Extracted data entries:
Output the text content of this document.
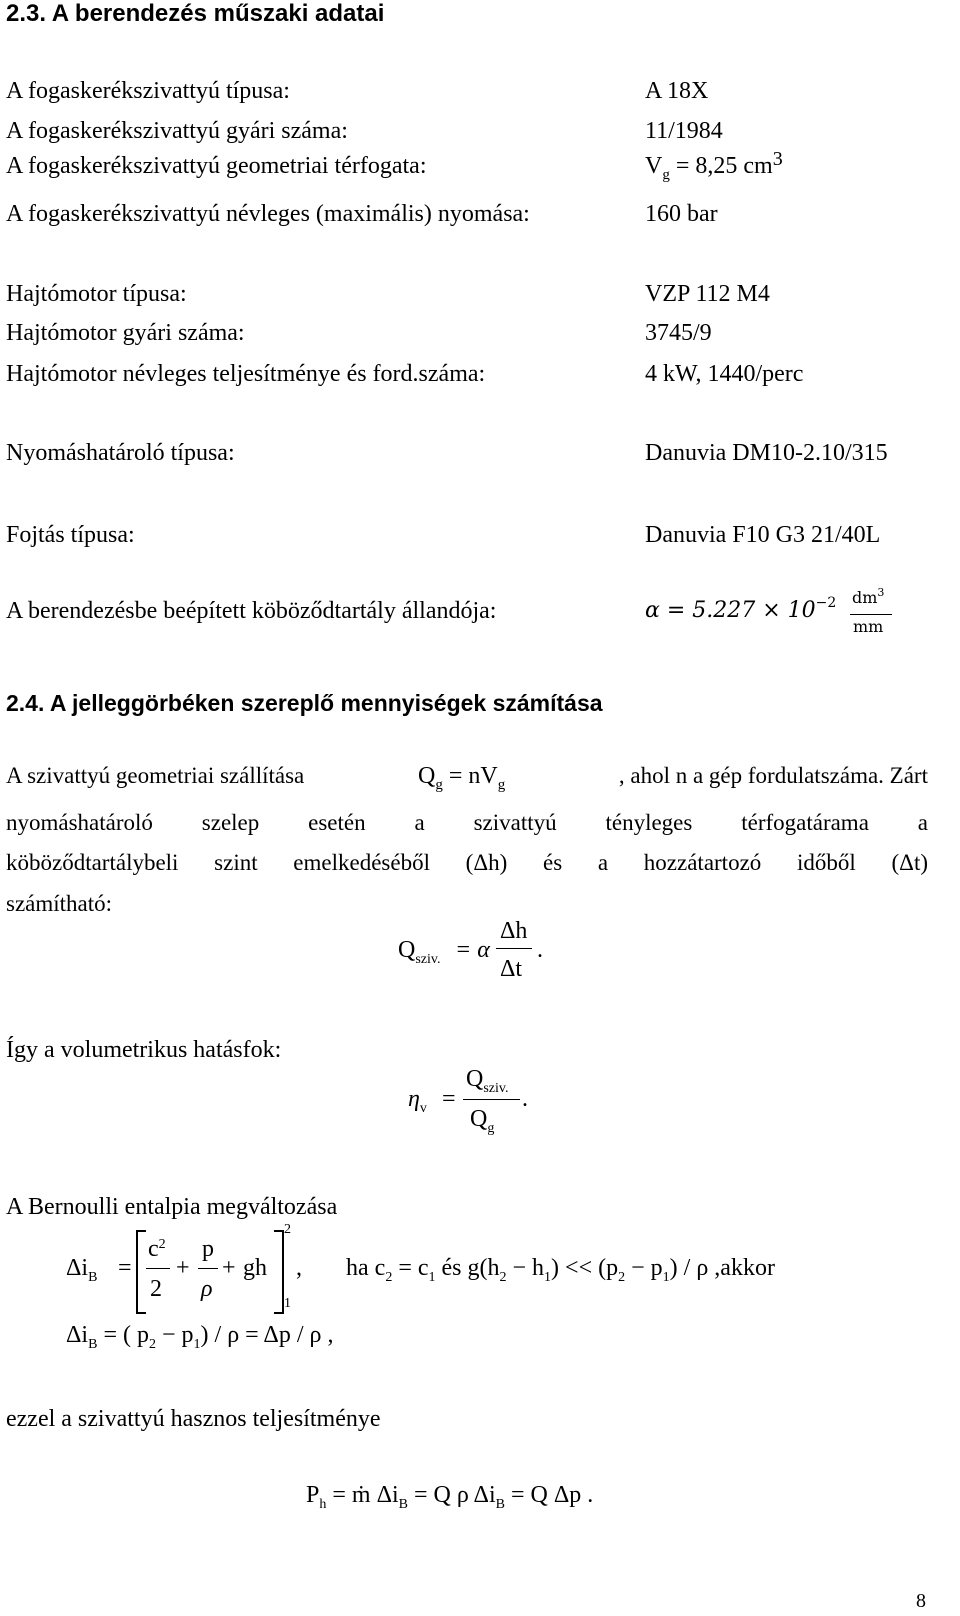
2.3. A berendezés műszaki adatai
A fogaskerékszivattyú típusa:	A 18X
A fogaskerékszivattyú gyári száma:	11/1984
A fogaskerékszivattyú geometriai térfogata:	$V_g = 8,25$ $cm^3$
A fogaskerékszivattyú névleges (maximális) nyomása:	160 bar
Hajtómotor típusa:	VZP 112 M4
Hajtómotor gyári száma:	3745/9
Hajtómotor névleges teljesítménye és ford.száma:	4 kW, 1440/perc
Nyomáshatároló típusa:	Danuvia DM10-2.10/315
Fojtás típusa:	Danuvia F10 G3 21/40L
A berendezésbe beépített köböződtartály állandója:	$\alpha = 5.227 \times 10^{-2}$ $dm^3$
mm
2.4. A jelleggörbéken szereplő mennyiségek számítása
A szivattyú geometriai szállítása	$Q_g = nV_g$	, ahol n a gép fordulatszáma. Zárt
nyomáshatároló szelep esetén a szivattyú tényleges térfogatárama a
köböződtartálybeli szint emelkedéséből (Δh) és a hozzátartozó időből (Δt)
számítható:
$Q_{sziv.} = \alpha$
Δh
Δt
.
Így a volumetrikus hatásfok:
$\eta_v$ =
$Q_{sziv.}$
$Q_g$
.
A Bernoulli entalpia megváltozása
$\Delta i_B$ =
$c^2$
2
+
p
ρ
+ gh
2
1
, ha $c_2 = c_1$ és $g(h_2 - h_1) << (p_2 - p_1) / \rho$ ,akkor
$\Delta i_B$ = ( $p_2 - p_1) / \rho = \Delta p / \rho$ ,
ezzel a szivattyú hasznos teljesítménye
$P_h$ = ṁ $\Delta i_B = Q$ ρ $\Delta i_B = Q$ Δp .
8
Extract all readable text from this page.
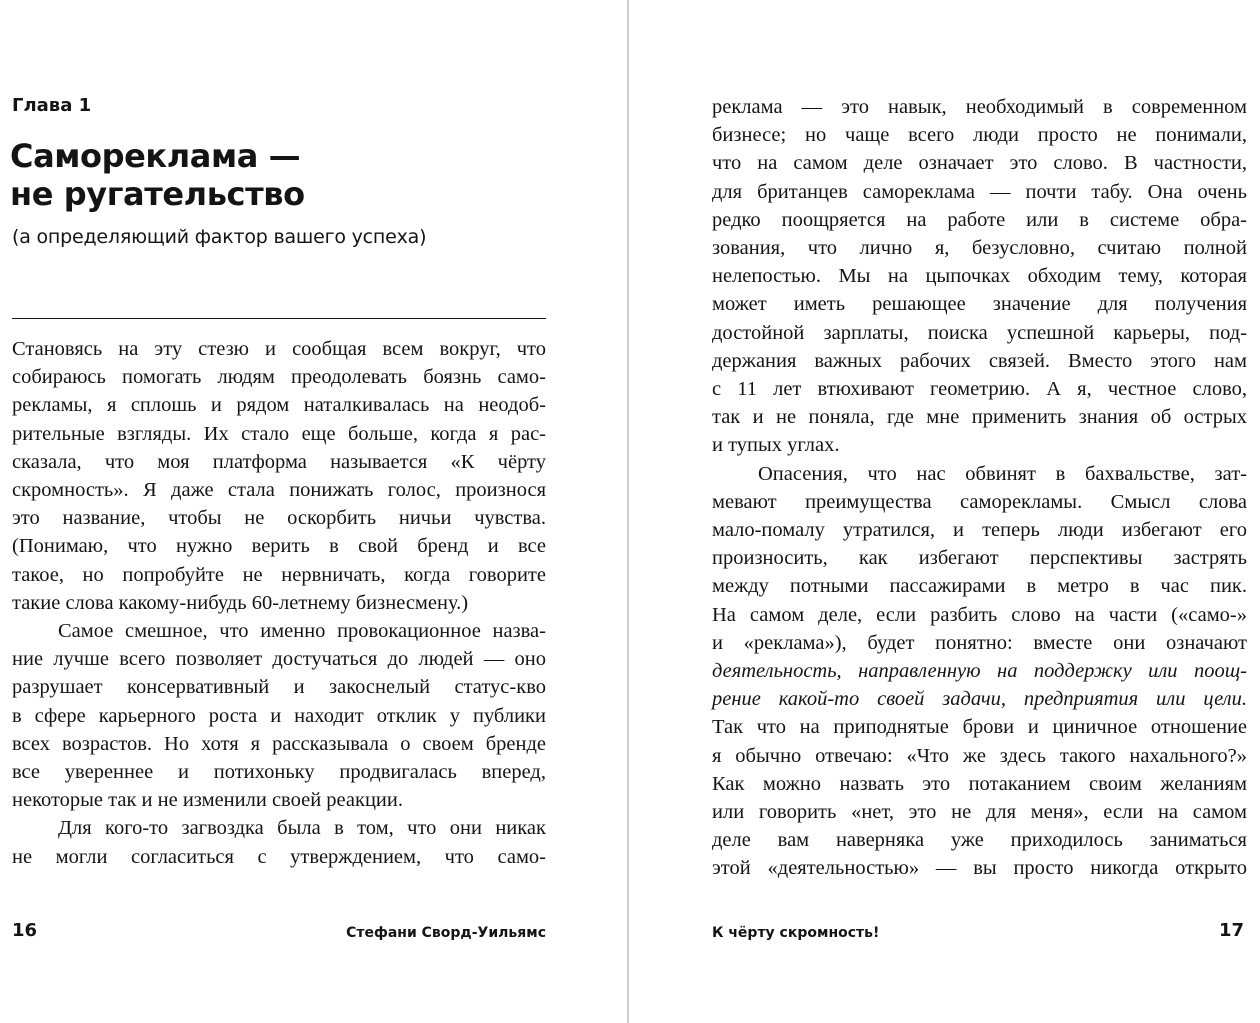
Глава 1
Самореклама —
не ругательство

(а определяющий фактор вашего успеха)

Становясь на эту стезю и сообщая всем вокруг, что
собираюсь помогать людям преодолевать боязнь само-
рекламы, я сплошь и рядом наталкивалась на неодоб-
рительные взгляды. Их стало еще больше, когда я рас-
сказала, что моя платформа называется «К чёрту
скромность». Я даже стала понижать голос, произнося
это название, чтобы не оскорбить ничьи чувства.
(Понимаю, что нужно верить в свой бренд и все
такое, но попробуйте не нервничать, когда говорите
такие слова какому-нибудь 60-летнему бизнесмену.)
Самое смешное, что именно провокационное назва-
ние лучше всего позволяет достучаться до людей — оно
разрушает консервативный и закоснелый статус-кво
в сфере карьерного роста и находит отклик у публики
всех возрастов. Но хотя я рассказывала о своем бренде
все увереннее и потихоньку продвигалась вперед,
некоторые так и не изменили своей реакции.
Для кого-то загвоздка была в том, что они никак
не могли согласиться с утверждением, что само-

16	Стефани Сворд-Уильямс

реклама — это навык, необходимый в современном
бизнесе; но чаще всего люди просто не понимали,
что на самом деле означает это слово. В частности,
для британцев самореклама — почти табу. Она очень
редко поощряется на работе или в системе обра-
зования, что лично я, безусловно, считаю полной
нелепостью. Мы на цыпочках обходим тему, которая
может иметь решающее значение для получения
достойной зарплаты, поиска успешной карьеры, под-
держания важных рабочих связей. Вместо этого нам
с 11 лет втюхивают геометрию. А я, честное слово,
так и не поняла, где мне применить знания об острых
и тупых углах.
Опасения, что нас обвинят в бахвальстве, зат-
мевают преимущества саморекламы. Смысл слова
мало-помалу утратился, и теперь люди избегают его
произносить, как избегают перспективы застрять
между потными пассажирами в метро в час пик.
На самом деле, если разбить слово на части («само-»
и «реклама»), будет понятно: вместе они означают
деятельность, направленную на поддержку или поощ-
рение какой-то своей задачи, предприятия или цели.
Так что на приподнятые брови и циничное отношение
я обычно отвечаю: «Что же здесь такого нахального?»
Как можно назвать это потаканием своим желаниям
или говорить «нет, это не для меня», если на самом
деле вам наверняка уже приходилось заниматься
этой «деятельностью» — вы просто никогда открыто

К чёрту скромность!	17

PROBLEM STATEMENT: Output the records above exactly; leave out the pictures.

RESPONSE BELOW:
Output the text content of this document.
2.3. A berendezés műszaki adatai
A fogaskerékszivattyú típusa:	A 18X
A fogaskerékszivattyú gyári száma:	11/1984
A fogaskerékszivattyú geometriai térfogata:	$V_g = 8,25$ $cm^3$
A fogaskerékszivattyú névleges (maximális) nyomása:	160 bar
Hajtómotor típusa:	VZP 112 M4
Hajtómotor gyári száma:	3745/9
Hajtómotor névleges teljesítménye és ford.száma:	4 kW, 1440/perc
Nyomáshatároló típusa:	Danuvia DM10-2.10/315
Fojtás típusa:	Danuvia F10 G3 21/40L
A berendezésbe beépített köböződtartály állandója:	$\alpha = 5.227 \times 10^{-2}$ $dm^3$
mm
2.4. A jelleggörbéken szereplő mennyiségek számítása
A szivattyú geometriai szállítása	$Q_g = nV_g$	, ahol n a gép fordulatszáma. Zárt
nyomáshatároló szelep esetén a szivattyú tényleges térfogatárama a
köböződtartálybeli szint emelkedéséből (Δh) és a hozzátartozó időből (Δt)
számítható:
$Q_{sziv.} = \alpha$
Δh
Δt
.
Így a volumetrikus hatásfok:
$\eta_v$ =
$Q_{sziv.}$
$Q_g$
.
A Bernoulli entalpia megváltozása
$\Delta i_B$ =
$c^2$
2
+
p
ρ
+ gh
2
1
, ha $c_2 = c_1$ és $g(h_2 - h_1) << (p_2 - p_1) / \rho$ ,akkor
$\Delta i_B$ = ( $p_2 - p_1) / \rho = \Delta p / \rho$ ,
ezzel a szivattyú hasznos teljesítménye
$P_h$ = ṁ $\Delta i_B = Q$ ρ $\Delta i_B = Q$ Δp .
8
Extract all readable text from this page.
Глава 1
Самореклама —
не ругательство

(а определяющий фактор вашего успеха)

Становясь на эту стезю и сообщая всем вокруг, что
собираюсь помогать людям преодолевать боязнь само-
рекламы, я сплошь и рядом наталкивалась на неодоб-
рительные взгляды. Их стало еще больше, когда я рас-
сказала, что моя платформа называется «К чёрту
скромность». Я даже стала понижать голос, произнося
это название, чтобы не оскорбить ничьи чувства.
(Понимаю, что нужно верить в свой бренд и все
такое, но попробуйте не нервничать, когда говорите
такие слова какому-нибудь 60-летнему бизнесмену.)
Самое смешное, что именно провокационное назва-
ние лучше всего позволяет достучаться до людей — оно
разрушает консервативный и закоснелый статус-кво
в сфере карьерного роста и находит отклик у публики
всех возрастов. Но хотя я рассказывала о своем бренде
все увереннее и потихоньку продвигалась вперед,
некоторые так и не изменили своей реакции.
Для кого-то загвоздка была в том, что они никак
не могли согласиться с утверждением, что само-

16	Стефани Сворд-Уильямс

реклама — это навык, необходимый в современном
бизнесе; но чаще всего люди просто не понимали,
что на самом деле означает это слово. В частности,
для британцев самореклама — почти табу. Она очень
редко поощряется на работе или в системе обра-
зования, что лично я, безусловно, считаю полной
нелепостью. Мы на цыпочках обходим тему, которая
может иметь решающее значение для получения
достойной зарплаты, поиска успешной карьеры, под-
держания важных рабочих связей. Вместо этого нам
с 11 лет втюхивают геометрию. А я, честное слово,
так и не поняла, где мне применить знания об острых
и тупых углах.
Опасения, что нас обвинят в бахвальстве, зат-
мевают преимущества саморекламы. Смысл слова
мало-помалу утратился, и теперь люди избегают его
произносить, как избегают перспективы застрять
между потными пассажирами в метро в час пик.
На самом деле, если разбить слово на части («само-»
и «реклама»), будет понятно: вместе они означают
деятельность, направленную на поддержку или поощ-
рение какой-то своей задачи, предприятия или цели.
Так что на приподнятые брови и циничное отношение
я обычно отвечаю: «Что же здесь такого нахального?»
Как можно назвать это потаканием своим желаниям
или говорить «нет, это не для меня», если на самом
деле вам наверняка уже приходилось заниматься
этой «деятельностью» — вы просто никогда открыто

К чёрту скромность!	17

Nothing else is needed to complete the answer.